• _PROBLEM_
Locate each line with the string "color" in the listing below and copy it.

• _SUPPLIED INFORMATION_
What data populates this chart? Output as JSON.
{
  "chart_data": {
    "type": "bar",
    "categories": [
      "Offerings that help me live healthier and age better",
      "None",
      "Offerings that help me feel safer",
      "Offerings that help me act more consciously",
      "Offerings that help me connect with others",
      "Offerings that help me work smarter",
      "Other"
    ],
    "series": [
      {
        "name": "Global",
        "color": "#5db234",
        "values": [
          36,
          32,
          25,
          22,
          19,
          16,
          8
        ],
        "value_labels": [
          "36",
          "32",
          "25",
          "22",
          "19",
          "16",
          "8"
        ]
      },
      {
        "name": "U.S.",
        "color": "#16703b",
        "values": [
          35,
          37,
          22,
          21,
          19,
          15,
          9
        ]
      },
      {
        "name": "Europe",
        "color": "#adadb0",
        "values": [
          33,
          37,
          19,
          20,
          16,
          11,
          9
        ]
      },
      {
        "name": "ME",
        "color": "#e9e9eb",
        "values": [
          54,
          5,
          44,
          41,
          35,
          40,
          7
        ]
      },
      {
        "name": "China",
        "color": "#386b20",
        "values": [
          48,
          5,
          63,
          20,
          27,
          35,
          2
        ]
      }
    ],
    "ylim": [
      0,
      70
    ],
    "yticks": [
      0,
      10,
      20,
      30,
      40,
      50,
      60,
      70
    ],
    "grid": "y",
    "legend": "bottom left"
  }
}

• _ANSWER TO THIS EXERCISE_
        "color": "#5db234",
        "color": "#16703b",
        "color": "#adadb0",
        "color": "#e9e9eb",
        "color": "#386b20",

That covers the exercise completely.